| Task directions |
Reproduce the listing word for word. Skip any image.

| Material for the task |
= = = = = = =

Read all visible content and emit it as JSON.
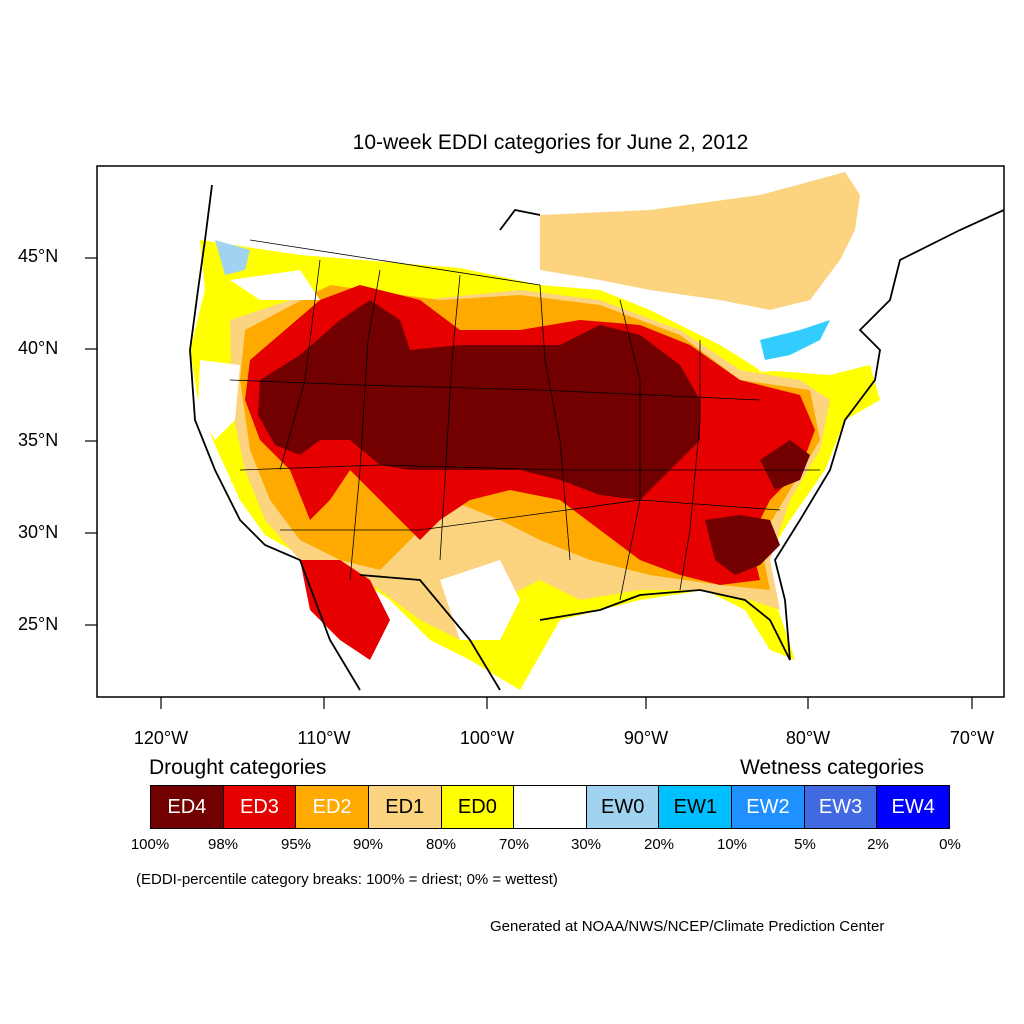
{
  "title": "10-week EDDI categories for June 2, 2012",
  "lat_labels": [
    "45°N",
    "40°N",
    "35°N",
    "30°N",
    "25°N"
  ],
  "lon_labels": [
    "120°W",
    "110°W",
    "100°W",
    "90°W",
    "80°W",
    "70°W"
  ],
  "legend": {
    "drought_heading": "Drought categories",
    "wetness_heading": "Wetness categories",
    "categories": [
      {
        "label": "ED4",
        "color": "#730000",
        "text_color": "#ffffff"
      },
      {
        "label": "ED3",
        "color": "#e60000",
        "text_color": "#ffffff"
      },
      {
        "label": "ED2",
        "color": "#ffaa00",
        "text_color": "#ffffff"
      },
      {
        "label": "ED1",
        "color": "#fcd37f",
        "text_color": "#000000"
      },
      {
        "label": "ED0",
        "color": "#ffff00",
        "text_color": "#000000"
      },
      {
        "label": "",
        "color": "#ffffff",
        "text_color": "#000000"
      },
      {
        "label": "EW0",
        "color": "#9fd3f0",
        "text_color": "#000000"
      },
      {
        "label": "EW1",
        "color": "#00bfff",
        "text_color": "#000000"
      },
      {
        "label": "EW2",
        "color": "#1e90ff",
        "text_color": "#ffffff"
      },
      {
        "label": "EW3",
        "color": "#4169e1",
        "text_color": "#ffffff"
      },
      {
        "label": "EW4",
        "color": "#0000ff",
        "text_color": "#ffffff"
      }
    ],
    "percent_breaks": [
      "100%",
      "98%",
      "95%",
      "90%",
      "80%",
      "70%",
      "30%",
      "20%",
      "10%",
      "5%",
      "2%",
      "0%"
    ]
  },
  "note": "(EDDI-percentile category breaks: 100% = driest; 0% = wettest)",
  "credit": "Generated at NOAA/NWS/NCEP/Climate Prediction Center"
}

= = = = = = =

| Complete response |
Read all visible content and emit it as JSON.
{
  "title": "10-week EDDI categories for June 2, 2012",
  "lat_labels": [
    "45°N",
    "40°N",
    "35°N",
    "30°N",
    "25°N"
  ],
  "lon_labels": [
    "120°W",
    "110°W",
    "100°W",
    "90°W",
    "80°W",
    "70°W"
  ],
  "legend": {
    "drought_heading": "Drought categories",
    "wetness_heading": "Wetness categories",
    "categories": [
      {
        "label": "ED4",
        "color": "#730000",
        "text_color": "#ffffff"
      },
      {
        "label": "ED3",
        "color": "#e60000",
        "text_color": "#ffffff"
      },
      {
        "label": "ED2",
        "color": "#ffaa00",
        "text_color": "#ffffff"
      },
      {
        "label": "ED1",
        "color": "#fcd37f",
        "text_color": "#000000"
      },
      {
        "label": "ED0",
        "color": "#ffff00",
        "text_color": "#000000"
      },
      {
        "label": "",
        "color": "#ffffff",
        "text_color": "#000000"
      },
      {
        "label": "EW0",
        "color": "#9fd3f0",
        "text_color": "#000000"
      },
      {
        "label": "EW1",
        "color": "#00bfff",
        "text_color": "#000000"
      },
      {
        "label": "EW2",
        "color": "#1e90ff",
        "text_color": "#ffffff"
      },
      {
        "label": "EW3",
        "color": "#4169e1",
        "text_color": "#ffffff"
      },
      {
        "label": "EW4",
        "color": "#0000ff",
        "text_color": "#ffffff"
      }
    ],
    "percent_breaks": [
      "100%",
      "98%",
      "95%",
      "90%",
      "80%",
      "70%",
      "30%",
      "20%",
      "10%",
      "5%",
      "2%",
      "0%"
    ]
  },
  "note": "(EDDI-percentile category breaks: 100% = driest; 0% = wettest)",
  "credit": "Generated at NOAA/NWS/NCEP/Climate Prediction Center"
}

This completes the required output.